>> start Source records
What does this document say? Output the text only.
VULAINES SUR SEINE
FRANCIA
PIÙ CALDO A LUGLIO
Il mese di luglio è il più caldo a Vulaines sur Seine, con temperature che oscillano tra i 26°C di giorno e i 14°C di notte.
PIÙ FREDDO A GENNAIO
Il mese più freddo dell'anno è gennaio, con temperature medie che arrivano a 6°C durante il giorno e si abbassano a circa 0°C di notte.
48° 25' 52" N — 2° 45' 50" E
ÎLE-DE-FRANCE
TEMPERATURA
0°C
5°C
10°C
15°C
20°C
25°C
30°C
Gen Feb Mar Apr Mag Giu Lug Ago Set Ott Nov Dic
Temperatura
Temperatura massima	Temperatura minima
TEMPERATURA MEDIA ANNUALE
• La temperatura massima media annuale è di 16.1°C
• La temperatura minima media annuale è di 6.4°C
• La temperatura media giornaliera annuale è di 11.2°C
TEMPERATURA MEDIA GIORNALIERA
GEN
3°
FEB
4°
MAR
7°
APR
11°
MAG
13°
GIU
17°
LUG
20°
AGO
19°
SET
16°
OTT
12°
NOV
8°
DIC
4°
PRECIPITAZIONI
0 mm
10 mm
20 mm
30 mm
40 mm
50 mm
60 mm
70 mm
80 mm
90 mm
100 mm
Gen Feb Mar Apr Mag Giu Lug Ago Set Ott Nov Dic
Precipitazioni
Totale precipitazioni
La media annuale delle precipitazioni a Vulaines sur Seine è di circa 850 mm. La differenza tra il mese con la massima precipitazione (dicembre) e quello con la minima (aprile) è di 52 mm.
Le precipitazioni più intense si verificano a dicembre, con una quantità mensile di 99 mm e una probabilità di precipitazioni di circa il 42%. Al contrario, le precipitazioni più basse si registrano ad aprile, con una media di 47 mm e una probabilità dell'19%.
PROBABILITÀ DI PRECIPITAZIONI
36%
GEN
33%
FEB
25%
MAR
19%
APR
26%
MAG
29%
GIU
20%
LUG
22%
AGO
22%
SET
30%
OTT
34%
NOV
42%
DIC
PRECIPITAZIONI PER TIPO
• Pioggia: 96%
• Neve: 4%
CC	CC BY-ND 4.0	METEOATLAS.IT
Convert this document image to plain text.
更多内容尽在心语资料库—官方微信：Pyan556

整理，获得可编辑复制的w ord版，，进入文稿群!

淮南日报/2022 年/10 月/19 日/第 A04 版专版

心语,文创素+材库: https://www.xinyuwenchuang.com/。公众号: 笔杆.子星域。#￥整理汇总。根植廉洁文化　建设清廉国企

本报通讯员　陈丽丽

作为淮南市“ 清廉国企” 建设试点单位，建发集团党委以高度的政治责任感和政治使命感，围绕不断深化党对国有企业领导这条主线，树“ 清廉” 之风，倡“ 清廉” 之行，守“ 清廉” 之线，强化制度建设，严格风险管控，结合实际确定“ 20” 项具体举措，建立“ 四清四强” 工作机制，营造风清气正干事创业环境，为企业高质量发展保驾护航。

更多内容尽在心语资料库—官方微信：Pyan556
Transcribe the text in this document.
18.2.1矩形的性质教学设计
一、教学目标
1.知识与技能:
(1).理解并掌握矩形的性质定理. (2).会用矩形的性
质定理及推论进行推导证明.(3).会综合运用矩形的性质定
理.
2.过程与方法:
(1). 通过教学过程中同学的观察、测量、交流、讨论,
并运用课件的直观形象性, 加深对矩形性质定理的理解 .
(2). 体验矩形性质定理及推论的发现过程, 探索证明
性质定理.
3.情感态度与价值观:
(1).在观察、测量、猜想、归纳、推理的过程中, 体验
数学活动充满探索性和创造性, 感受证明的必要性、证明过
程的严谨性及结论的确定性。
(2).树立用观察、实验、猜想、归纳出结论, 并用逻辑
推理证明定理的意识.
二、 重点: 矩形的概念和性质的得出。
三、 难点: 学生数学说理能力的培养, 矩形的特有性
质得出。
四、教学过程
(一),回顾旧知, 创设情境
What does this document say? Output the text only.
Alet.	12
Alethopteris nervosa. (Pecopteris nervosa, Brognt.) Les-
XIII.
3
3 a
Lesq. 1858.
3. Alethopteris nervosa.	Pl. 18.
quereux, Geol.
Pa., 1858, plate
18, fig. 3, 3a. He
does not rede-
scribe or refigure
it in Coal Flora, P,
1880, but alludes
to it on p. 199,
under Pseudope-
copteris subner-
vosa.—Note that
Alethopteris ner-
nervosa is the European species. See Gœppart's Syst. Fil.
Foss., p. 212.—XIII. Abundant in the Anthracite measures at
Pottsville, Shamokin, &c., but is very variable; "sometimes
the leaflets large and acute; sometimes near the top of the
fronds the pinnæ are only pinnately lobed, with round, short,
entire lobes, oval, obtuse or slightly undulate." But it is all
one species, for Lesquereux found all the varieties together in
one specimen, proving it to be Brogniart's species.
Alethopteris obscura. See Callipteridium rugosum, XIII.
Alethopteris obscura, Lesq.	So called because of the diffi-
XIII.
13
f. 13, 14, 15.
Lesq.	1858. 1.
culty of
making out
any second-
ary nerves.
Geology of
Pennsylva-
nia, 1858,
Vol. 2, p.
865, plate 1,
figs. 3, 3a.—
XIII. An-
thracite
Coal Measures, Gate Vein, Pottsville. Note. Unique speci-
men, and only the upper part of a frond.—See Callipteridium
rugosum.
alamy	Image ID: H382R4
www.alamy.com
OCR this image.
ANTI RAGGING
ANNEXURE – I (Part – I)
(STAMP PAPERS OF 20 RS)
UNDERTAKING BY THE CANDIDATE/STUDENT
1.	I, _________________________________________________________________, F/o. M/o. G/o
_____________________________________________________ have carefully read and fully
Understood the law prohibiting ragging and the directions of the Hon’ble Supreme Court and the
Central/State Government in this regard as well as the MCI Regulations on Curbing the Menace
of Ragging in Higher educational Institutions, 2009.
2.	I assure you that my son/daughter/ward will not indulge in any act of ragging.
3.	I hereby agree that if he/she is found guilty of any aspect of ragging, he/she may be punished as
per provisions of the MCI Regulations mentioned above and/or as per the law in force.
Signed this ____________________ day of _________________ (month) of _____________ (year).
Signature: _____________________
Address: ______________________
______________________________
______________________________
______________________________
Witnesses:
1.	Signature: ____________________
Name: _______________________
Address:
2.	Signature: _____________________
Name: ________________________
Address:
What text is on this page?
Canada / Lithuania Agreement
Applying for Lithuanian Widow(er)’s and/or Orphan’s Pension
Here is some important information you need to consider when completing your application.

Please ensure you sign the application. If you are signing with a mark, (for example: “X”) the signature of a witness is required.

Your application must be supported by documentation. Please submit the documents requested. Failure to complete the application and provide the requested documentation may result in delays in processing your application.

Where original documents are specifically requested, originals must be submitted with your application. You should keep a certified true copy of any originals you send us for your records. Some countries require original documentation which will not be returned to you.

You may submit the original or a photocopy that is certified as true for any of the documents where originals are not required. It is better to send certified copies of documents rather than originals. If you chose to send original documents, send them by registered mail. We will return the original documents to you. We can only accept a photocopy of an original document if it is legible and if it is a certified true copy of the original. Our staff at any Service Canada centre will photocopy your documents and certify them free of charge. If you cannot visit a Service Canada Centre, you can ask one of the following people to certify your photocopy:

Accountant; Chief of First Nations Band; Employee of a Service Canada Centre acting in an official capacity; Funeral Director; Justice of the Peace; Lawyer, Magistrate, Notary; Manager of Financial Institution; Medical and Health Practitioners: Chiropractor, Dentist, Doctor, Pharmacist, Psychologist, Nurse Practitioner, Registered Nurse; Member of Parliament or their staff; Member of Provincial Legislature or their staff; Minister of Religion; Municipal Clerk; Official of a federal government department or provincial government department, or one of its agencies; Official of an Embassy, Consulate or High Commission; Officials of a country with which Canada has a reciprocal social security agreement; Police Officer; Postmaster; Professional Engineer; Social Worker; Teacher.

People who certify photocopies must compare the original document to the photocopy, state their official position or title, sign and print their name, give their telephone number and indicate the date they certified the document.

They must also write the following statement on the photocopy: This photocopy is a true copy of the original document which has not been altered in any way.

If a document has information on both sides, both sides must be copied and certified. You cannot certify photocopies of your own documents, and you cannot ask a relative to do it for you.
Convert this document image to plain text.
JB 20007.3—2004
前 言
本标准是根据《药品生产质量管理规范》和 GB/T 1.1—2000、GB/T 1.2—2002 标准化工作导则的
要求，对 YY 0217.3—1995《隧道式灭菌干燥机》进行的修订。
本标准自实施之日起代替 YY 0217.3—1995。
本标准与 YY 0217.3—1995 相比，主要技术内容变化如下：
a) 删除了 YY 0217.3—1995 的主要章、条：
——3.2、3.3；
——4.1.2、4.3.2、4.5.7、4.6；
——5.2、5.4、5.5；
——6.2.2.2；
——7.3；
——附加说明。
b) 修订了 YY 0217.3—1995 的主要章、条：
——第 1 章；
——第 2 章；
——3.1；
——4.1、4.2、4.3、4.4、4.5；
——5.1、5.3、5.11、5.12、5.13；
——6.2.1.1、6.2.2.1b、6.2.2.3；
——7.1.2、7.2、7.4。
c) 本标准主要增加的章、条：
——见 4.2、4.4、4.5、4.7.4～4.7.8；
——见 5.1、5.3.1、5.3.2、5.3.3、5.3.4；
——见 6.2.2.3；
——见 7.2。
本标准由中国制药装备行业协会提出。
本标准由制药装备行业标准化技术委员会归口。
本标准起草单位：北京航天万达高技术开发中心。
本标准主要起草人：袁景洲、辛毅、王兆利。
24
>> end Source records
### What the exercise asks
Copy each line that contains the word "application".

### Expected answer
Here is some important information you need to consider when completing your application.
Please ensure you sign the application. If you are signing with a mark, (for example: “X”) the signature of a witness is required.
Your application must be supported by documentation. Please submit the documents requested. Failure to complete the application and provide the requested documentation may result in delays in processing your application.
Where original documents are specifically requested, originals must be submitted with your application. You should keep a certified true copy of any originals you send us for your records. Some countries require original documentation which will not be returned to you.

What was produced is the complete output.